- _Exercise goal_
Records follow. Pull out every line that contains "color".
--- Start of Exercise data ---
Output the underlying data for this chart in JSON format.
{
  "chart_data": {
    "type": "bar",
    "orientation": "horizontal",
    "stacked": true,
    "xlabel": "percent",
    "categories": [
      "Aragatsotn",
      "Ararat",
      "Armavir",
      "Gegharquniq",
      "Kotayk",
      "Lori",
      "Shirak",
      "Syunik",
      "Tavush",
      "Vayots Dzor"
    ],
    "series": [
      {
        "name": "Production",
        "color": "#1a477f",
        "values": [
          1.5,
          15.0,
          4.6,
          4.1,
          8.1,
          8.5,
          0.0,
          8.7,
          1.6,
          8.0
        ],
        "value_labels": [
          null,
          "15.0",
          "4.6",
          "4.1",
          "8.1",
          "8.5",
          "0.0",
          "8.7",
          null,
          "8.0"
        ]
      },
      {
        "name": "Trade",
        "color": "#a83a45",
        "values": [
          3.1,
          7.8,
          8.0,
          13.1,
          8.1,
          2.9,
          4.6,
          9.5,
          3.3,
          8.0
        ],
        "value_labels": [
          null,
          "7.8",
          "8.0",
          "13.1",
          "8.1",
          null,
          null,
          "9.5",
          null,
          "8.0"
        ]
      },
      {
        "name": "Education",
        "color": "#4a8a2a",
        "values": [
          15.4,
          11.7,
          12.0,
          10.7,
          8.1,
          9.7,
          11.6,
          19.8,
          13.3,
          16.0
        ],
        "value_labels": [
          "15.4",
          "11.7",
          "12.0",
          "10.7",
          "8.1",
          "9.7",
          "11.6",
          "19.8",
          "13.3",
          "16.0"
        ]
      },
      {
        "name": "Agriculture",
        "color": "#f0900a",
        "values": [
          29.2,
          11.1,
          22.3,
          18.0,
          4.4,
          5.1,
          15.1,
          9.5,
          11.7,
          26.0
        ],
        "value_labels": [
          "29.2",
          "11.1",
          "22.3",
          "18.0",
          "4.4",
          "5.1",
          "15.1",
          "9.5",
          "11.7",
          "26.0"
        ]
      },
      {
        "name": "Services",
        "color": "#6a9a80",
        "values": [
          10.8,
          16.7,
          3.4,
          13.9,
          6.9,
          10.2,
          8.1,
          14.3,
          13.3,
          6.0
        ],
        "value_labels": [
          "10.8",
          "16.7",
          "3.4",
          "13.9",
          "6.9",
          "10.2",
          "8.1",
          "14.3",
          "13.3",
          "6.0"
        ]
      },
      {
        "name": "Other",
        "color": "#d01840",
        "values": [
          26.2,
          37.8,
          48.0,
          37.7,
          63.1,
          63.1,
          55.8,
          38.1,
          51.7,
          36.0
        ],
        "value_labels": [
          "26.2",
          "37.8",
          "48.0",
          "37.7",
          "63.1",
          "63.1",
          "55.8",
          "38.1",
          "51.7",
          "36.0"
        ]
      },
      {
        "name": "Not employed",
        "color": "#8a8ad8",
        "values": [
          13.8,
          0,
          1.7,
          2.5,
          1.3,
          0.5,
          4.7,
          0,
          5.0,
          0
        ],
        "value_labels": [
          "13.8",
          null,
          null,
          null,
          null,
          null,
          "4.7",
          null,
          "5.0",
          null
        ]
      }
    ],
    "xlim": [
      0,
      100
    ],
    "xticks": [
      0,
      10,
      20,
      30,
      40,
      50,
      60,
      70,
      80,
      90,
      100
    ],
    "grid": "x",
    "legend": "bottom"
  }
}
--- End of Exercise data ---
- _Complete output_
        "color": "#1a477f",
        "color": "#a83a45",
        "color": "#4a8a2a",
        "color": "#f0900a",
        "color": "#6a9a80",
        "color": "#d01840",
        "color": "#8a8ad8",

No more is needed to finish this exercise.